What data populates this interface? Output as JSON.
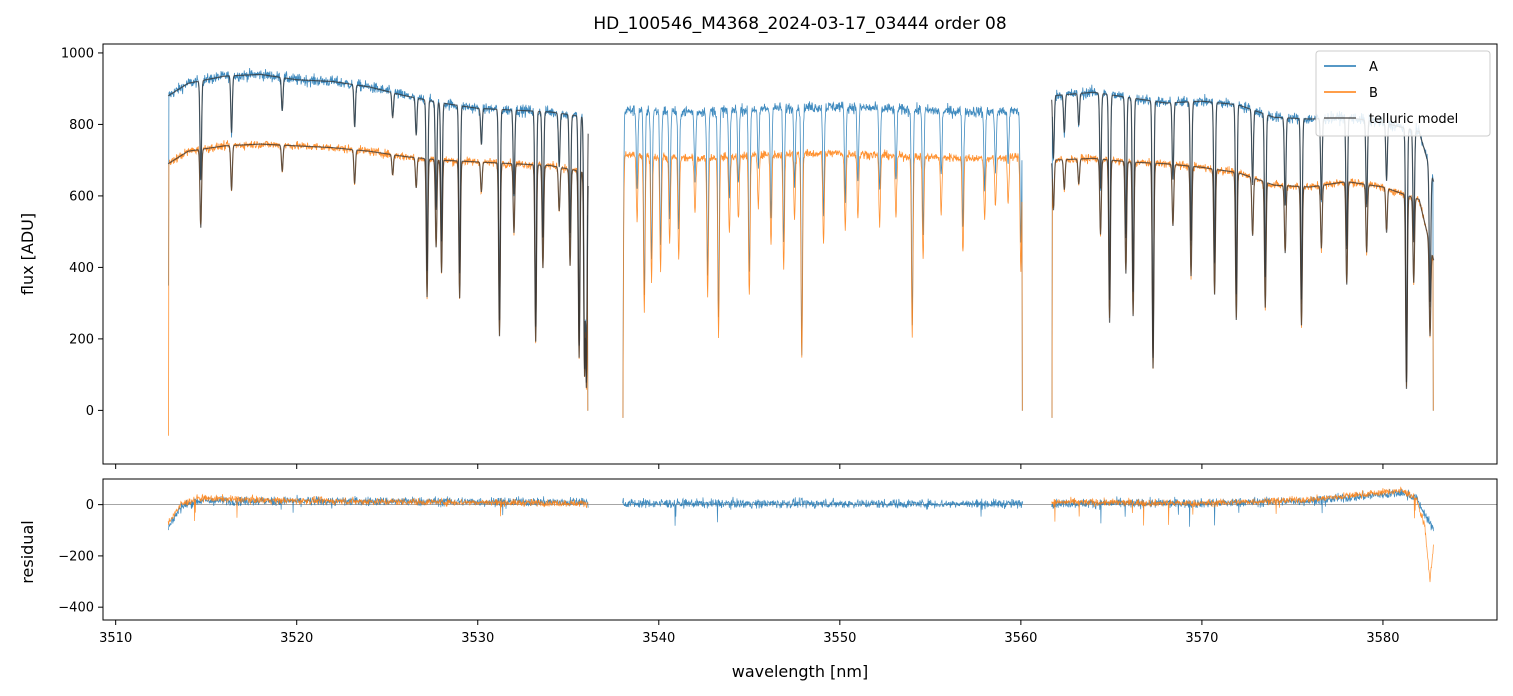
{
  "title": "HD_100546_M4368_2024-03-17_03444  order 08",
  "colors": {
    "A": "#1f77b4",
    "B": "#ff7f0e",
    "telluric": "#333333",
    "zero_line": "#888888"
  },
  "chart_data": [
    {
      "id": "flux",
      "type": "line",
      "xlabel": "",
      "ylabel": "flux [ADU]",
      "xlim": [
        3509.3,
        3586.3
      ],
      "ylim": [
        -150,
        1025
      ],
      "yticks": [
        0,
        200,
        400,
        600,
        800,
        1000
      ],
      "xticks": [
        3510,
        3520,
        3530,
        3540,
        3550,
        3560,
        3570,
        3580
      ],
      "xtick_labels_visible": false,
      "legend": {
        "placement": "top-right",
        "entries": [
          "A",
          "B",
          "telluric model"
        ]
      },
      "segments": [
        [
          3512.9,
          3536.1
        ],
        [
          3538.0,
          3560.1
        ],
        [
          3561.7,
          3582.8
        ]
      ],
      "series": [
        {
          "name": "A",
          "continuum": [
            [
              3512.9,
              880
            ],
            [
              3514,
              915
            ],
            [
              3516,
              935
            ],
            [
              3518,
              940
            ],
            [
              3520,
              925
            ],
            [
              3522,
              920
            ],
            [
              3524,
              905
            ],
            [
              3526,
              880
            ],
            [
              3528,
              860
            ],
            [
              3530,
              845
            ],
            [
              3532,
              840
            ],
            [
              3534,
              835
            ],
            [
              3536.1,
              820
            ],
            [
              3538.0,
              840
            ],
            [
              3542,
              835
            ],
            [
              3546,
              845
            ],
            [
              3550,
              850
            ],
            [
              3554,
              840
            ],
            [
              3558,
              835
            ],
            [
              3560.1,
              840
            ],
            [
              3561.7,
              880
            ],
            [
              3564,
              890
            ],
            [
              3566,
              875
            ],
            [
              3568,
              860
            ],
            [
              3570,
              865
            ],
            [
              3572,
              855
            ],
            [
              3574,
              820
            ],
            [
              3576,
              815
            ],
            [
              3578,
              820
            ],
            [
              3580,
              805
            ],
            [
              3582,
              780
            ],
            [
              3582.8,
              640
            ]
          ]
        },
        {
          "name": "B",
          "continuum": [
            [
              3512.9,
              690
            ],
            [
              3514,
              725
            ],
            [
              3516,
              740
            ],
            [
              3518,
              745
            ],
            [
              3520,
              740
            ],
            [
              3522,
              735
            ],
            [
              3524,
              725
            ],
            [
              3526,
              710
            ],
            [
              3528,
              700
            ],
            [
              3530,
              695
            ],
            [
              3532,
              690
            ],
            [
              3534,
              685
            ],
            [
              3536.1,
              665
            ],
            [
              3538.0,
              715
            ],
            [
              3542,
              705
            ],
            [
              3546,
              715
            ],
            [
              3550,
              720
            ],
            [
              3554,
              710
            ],
            [
              3558,
              705
            ],
            [
              3560.1,
              710
            ],
            [
              3561.7,
              700
            ],
            [
              3564,
              705
            ],
            [
              3566,
              695
            ],
            [
              3568,
              690
            ],
            [
              3570,
              680
            ],
            [
              3572,
              665
            ],
            [
              3574,
              630
            ],
            [
              3576,
              625
            ],
            [
              3578,
              640
            ],
            [
              3580,
              625
            ],
            [
              3582,
              590
            ],
            [
              3582.8,
              420
            ]
          ]
        },
        {
          "name": "telluric model",
          "segments": [
            [
              3512.9,
              3536.1
            ],
            [
              3561.7,
              3582.8
            ]
          ]
        }
      ],
      "absorption_lines": [
        {
          "x": 3514.7,
          "depth": 0.3
        },
        {
          "x": 3516.4,
          "depth": 0.17
        },
        {
          "x": 3519.2,
          "depth": 0.1
        },
        {
          "x": 3523.2,
          "depth": 0.13
        },
        {
          "x": 3525.3,
          "depth": 0.08
        },
        {
          "x": 3526.6,
          "depth": 0.12
        },
        {
          "x": 3527.2,
          "depth": 0.55
        },
        {
          "x": 3527.7,
          "depth": 0.35
        },
        {
          "x": 3528.0,
          "depth": 0.45
        },
        {
          "x": 3529.0,
          "depth": 0.55
        },
        {
          "x": 3530.2,
          "depth": 0.12
        },
        {
          "x": 3531.2,
          "depth": 0.7
        },
        {
          "x": 3532.0,
          "depth": 0.28
        },
        {
          "x": 3533.2,
          "depth": 0.72
        },
        {
          "x": 3533.6,
          "depth": 0.42
        },
        {
          "x": 3534.5,
          "depth": 0.18
        },
        {
          "x": 3535.1,
          "depth": 0.4
        },
        {
          "x": 3535.6,
          "depth": 0.78
        },
        {
          "x": 3535.9,
          "depth": 0.85
        },
        {
          "x": 3536.0,
          "depth": 0.9
        },
        {
          "x": 3538.0,
          "depth": 0.92
        },
        {
          "x": 3538.8,
          "depth": 0.25
        },
        {
          "x": 3539.2,
          "depth": 0.62
        },
        {
          "x": 3539.6,
          "depth": 0.5
        },
        {
          "x": 3540.1,
          "depth": 0.45
        },
        {
          "x": 3540.6,
          "depth": 0.35
        },
        {
          "x": 3541.1,
          "depth": 0.4
        },
        {
          "x": 3542.0,
          "depth": 0.22
        },
        {
          "x": 3542.7,
          "depth": 0.55
        },
        {
          "x": 3543.3,
          "depth": 0.7
        },
        {
          "x": 3543.9,
          "depth": 0.3
        },
        {
          "x": 3544.4,
          "depth": 0.25
        },
        {
          "x": 3545.0,
          "depth": 0.55
        },
        {
          "x": 3545.5,
          "depth": 0.2
        },
        {
          "x": 3546.2,
          "depth": 0.35
        },
        {
          "x": 3546.9,
          "depth": 0.45
        },
        {
          "x": 3547.5,
          "depth": 0.25
        },
        {
          "x": 3547.9,
          "depth": 0.8
        },
        {
          "x": 3549.1,
          "depth": 0.35
        },
        {
          "x": 3550.3,
          "depth": 0.3
        },
        {
          "x": 3551.0,
          "depth": 0.25
        },
        {
          "x": 3552.2,
          "depth": 0.28
        },
        {
          "x": 3553.1,
          "depth": 0.24
        },
        {
          "x": 3554.0,
          "depth": 0.7
        },
        {
          "x": 3554.6,
          "depth": 0.4
        },
        {
          "x": 3555.6,
          "depth": 0.22
        },
        {
          "x": 3556.8,
          "depth": 0.38
        },
        {
          "x": 3558.0,
          "depth": 0.25
        },
        {
          "x": 3558.6,
          "depth": 0.2
        },
        {
          "x": 3559.3,
          "depth": 0.18
        },
        {
          "x": 3560.0,
          "depth": 0.45
        },
        {
          "x": 3561.8,
          "depth": 0.2
        },
        {
          "x": 3562.4,
          "depth": 0.12
        },
        {
          "x": 3563.2,
          "depth": 0.1
        },
        {
          "x": 3564.4,
          "depth": 0.3
        },
        {
          "x": 3564.9,
          "depth": 0.65
        },
        {
          "x": 3565.8,
          "depth": 0.45
        },
        {
          "x": 3566.2,
          "depth": 0.62
        },
        {
          "x": 3567.3,
          "depth": 0.83
        },
        {
          "x": 3568.4,
          "depth": 0.25
        },
        {
          "x": 3569.4,
          "depth": 0.45
        },
        {
          "x": 3570.7,
          "depth": 0.52
        },
        {
          "x": 3571.9,
          "depth": 0.62
        },
        {
          "x": 3572.8,
          "depth": 0.25
        },
        {
          "x": 3573.5,
          "depth": 0.55
        },
        {
          "x": 3574.6,
          "depth": 0.3
        },
        {
          "x": 3575.5,
          "depth": 0.62
        },
        {
          "x": 3576.6,
          "depth": 0.28
        },
        {
          "x": 3578.0,
          "depth": 0.45
        },
        {
          "x": 3579.1,
          "depth": 0.3
        },
        {
          "x": 3580.2,
          "depth": 0.2
        },
        {
          "x": 3581.3,
          "depth": 0.9
        },
        {
          "x": 3581.7,
          "depth": 0.4
        },
        {
          "x": 3582.6,
          "depth": 0.55
        }
      ]
    },
    {
      "id": "residual",
      "type": "line",
      "xlabel": "wavelength [nm]",
      "ylabel": "residual",
      "xlim": [
        3509.3,
        3586.3
      ],
      "ylim": [
        -450,
        100
      ],
      "yticks": [
        -400,
        -200,
        0
      ],
      "xticks": [
        3510,
        3520,
        3530,
        3540,
        3550,
        3560,
        3570,
        3580
      ],
      "zero_line": true,
      "series": [
        {
          "name": "A",
          "baseline": [
            [
              3512.9,
              -90
            ],
            [
              3513.6,
              -10
            ],
            [
              3514.5,
              15
            ],
            [
              3536.1,
              10
            ],
            [
              3538.0,
              5
            ],
            [
              3560.1,
              3
            ],
            [
              3561.7,
              5
            ],
            [
              3570,
              5
            ],
            [
              3576,
              15
            ],
            [
              3581,
              45
            ],
            [
              3581.8,
              30
            ],
            [
              3582.8,
              -100
            ]
          ],
          "noise": 18
        },
        {
          "name": "B",
          "segments": [
            [
              3512.9,
              3536.1
            ],
            [
              3561.7,
              3582.8
            ]
          ],
          "baseline": [
            [
              3512.9,
              -70
            ],
            [
              3513.6,
              0
            ],
            [
              3514.5,
              25
            ],
            [
              3520,
              15
            ],
            [
              3536.1,
              5
            ],
            [
              3561.7,
              10
            ],
            [
              3570,
              5
            ],
            [
              3576,
              20
            ],
            [
              3581,
              55
            ],
            [
              3581.8,
              30
            ],
            [
              3582.3,
              -80
            ],
            [
              3582.6,
              -300
            ],
            [
              3582.8,
              -150
            ]
          ],
          "noise": 14
        }
      ]
    }
  ]
}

WORK INSTRUCTIONS: Copy every line of the records above that contains "telluric".

EXPECTED ANSWER:
    "telluric": "#333333",
          "telluric model"
          "name": "telluric model",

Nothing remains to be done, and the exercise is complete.